-- Task directions --
Each of the entries should be retyped precisely as it appears.

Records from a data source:
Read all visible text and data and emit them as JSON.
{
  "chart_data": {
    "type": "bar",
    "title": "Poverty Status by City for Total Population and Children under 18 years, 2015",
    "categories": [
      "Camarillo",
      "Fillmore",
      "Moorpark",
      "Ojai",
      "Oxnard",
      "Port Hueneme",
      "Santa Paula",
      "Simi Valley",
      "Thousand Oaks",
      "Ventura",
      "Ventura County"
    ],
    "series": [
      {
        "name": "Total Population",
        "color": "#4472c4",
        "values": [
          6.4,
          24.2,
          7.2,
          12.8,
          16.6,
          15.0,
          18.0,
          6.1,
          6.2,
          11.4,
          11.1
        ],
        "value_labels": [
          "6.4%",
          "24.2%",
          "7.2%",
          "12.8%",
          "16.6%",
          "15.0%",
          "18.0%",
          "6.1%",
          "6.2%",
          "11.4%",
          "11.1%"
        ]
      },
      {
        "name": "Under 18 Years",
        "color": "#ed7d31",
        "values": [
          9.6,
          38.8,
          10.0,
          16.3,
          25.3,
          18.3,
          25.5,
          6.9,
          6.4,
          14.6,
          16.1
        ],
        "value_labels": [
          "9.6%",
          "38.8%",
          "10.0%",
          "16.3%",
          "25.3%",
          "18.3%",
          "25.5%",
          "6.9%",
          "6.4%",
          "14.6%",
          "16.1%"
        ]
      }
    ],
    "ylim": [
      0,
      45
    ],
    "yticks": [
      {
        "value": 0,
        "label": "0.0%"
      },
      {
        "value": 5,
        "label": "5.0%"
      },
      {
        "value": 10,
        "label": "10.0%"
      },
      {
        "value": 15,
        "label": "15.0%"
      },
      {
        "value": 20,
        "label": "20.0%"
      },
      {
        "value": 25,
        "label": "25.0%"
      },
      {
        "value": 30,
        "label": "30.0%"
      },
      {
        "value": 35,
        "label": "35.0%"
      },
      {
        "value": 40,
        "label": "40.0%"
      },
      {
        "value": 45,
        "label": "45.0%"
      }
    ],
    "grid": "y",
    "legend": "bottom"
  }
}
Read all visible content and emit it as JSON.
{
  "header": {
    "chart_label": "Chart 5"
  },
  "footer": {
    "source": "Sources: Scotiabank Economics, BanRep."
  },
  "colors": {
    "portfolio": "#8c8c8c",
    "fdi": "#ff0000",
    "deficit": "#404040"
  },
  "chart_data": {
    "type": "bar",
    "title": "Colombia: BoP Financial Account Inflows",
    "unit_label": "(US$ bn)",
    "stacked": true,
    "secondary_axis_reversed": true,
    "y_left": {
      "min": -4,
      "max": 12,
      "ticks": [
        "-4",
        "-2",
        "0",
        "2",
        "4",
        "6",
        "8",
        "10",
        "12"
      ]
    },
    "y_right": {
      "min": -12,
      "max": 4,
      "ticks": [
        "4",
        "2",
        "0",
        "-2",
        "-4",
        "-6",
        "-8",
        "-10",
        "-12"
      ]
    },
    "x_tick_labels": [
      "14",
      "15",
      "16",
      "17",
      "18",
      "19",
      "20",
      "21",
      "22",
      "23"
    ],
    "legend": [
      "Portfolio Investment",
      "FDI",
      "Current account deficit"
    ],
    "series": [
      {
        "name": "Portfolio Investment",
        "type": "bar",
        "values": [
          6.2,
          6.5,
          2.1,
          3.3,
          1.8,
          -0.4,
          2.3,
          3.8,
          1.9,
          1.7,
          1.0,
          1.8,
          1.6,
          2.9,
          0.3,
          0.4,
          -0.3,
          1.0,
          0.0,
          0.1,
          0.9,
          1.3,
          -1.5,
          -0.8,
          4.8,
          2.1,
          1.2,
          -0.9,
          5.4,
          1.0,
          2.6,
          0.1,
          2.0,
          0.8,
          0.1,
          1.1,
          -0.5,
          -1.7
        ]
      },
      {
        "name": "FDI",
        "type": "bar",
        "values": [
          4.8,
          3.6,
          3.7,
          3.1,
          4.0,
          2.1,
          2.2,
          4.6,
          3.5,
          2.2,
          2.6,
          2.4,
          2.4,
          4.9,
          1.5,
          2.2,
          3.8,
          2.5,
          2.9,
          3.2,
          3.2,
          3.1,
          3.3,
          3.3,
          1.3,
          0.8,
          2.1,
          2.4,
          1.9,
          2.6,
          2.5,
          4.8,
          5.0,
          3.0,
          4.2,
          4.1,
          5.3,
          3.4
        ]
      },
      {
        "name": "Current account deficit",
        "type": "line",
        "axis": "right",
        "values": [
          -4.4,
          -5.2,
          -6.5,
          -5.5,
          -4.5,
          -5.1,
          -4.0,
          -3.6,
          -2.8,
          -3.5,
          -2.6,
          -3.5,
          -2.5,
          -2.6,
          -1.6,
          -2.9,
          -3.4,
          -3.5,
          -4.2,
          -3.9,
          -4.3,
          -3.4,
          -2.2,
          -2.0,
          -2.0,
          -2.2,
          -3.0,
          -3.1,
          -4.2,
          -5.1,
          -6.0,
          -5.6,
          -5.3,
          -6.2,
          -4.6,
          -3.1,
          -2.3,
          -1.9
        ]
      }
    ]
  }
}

-- Written reply --
Read all visible text and data and emit them as JSON.
{
  "chart_data": {
    "type": "bar",
    "title": "Poverty Status by City for Total Population and Children under 18 years, 2015",
    "categories": [
      "Camarillo",
      "Fillmore",
      "Moorpark",
      "Ojai",
      "Oxnard",
      "Port Hueneme",
      "Santa Paula",
      "Simi Valley",
      "Thousand Oaks",
      "Ventura",
      "Ventura County"
    ],
    "series": [
      {
        "name": "Total Population",
        "color": "#4472c4",
        "values": [
          6.4,
          24.2,
          7.2,
          12.8,
          16.6,
          15.0,
          18.0,
          6.1,
          6.2,
          11.4,
          11.1
        ],
        "value_labels": [
          "6.4%",
          "24.2%",
          "7.2%",
          "12.8%",
          "16.6%",
          "15.0%",
          "18.0%",
          "6.1%",
          "6.2%",
          "11.4%",
          "11.1%"
        ]
      },
      {
        "name": "Under 18 Years",
        "color": "#ed7d31",
        "values": [
          9.6,
          38.8,
          10.0,
          16.3,
          25.3,
          18.3,
          25.5,
          6.9,
          6.4,
          14.6,
          16.1
        ],
        "value_labels": [
          "9.6%",
          "38.8%",
          "10.0%",
          "16.3%",
          "25.3%",
          "18.3%",
          "25.5%",
          "6.9%",
          "6.4%",
          "14.6%",
          "16.1%"
        ]
      }
    ],
    "ylim": [
      0,
      45
    ],
    "yticks": [
      {
        "value": 0,
        "label": "0.0%"
      },
      {
        "value": 5,
        "label": "5.0%"
      },
      {
        "value": 10,
        "label": "10.0%"
      },
      {
        "value": 15,
        "label": "15.0%"
      },
      {
        "value": 20,
        "label": "20.0%"
      },
      {
        "value": 25,
        "label": "25.0%"
      },
      {
        "value": 30,
        "label": "30.0%"
      },
      {
        "value": 35,
        "label": "35.0%"
      },
      {
        "value": 40,
        "label": "40.0%"
      },
      {
        "value": 45,
        "label": "45.0%"
      }
    ],
    "grid": "y",
    "legend": "bottom"
  }
}
Read all visible content and emit it as JSON.
{
  "header": {
    "chart_label": "Chart 5"
  },
  "footer": {
    "source": "Sources: Scotiabank Economics, BanRep."
  },
  "colors": {
    "portfolio": "#8c8c8c",
    "fdi": "#ff0000",
    "deficit": "#404040"
  },
  "chart_data": {
    "type": "bar",
    "title": "Colombia: BoP Financial Account Inflows",
    "unit_label": "(US$ bn)",
    "stacked": true,
    "secondary_axis_reversed": true,
    "y_left": {
      "min": -4,
      "max": 12,
      "ticks": [
        "-4",
        "-2",
        "0",
        "2",
        "4",
        "6",
        "8",
        "10",
        "12"
      ]
    },
    "y_right": {
      "min": -12,
      "max": 4,
      "ticks": [
        "4",
        "2",
        "0",
        "-2",
        "-4",
        "-6",
        "-8",
        "-10",
        "-12"
      ]
    },
    "x_tick_labels": [
      "14",
      "15",
      "16",
      "17",
      "18",
      "19",
      "20",
      "21",
      "22",
      "23"
    ],
    "legend": [
      "Portfolio Investment",
      "FDI",
      "Current account deficit"
    ],
    "series": [
      {
        "name": "Portfolio Investment",
        "type": "bar",
        "values": [
          6.2,
          6.5,
          2.1,
          3.3,
          1.8,
          -0.4,
          2.3,
          3.8,
          1.9,
          1.7,
          1.0,
          1.8,
          1.6,
          2.9,
          0.3,
          0.4,
          -0.3,
          1.0,
          0.0,
          0.1,
          0.9,
          1.3,
          -1.5,
          -0.8,
          4.8,
          2.1,
          1.2,
          -0.9,
          5.4,
          1.0,
          2.6,
          0.1,
          2.0,
          0.8,
          0.1,
          1.1,
          -0.5,
          -1.7
        ]
      },
      {
        "name": "FDI",
        "type": "bar",
        "values": [
          4.8,
          3.6,
          3.7,
          3.1,
          4.0,
          2.1,
          2.2,
          4.6,
          3.5,
          2.2,
          2.6,
          2.4,
          2.4,
          4.9,
          1.5,
          2.2,
          3.8,
          2.5,
          2.9,
          3.2,
          3.2,
          3.1,
          3.3,
          3.3,
          1.3,
          0.8,
          2.1,
          2.4,
          1.9,
          2.6,
          2.5,
          4.8,
          5.0,
          3.0,
          4.2,
          4.1,
          5.3,
          3.4
        ]
      },
      {
        "name": "Current account deficit",
        "type": "line",
        "axis": "right",
        "values": [
          -4.4,
          -5.2,
          -6.5,
          -5.5,
          -4.5,
          -5.1,
          -4.0,
          -3.6,
          -2.8,
          -3.5,
          -2.6,
          -3.5,
          -2.5,
          -2.6,
          -1.6,
          -2.9,
          -3.4,
          -3.5,
          -4.2,
          -3.9,
          -4.3,
          -3.4,
          -2.2,
          -2.0,
          -2.0,
          -2.2,
          -3.0,
          -3.1,
          -4.2,
          -5.1,
          -6.0,
          -5.6,
          -5.3,
          -6.2,
          -4.6,
          -3.1,
          -2.3,
          -1.9
        ]
      }
    ]
  }
}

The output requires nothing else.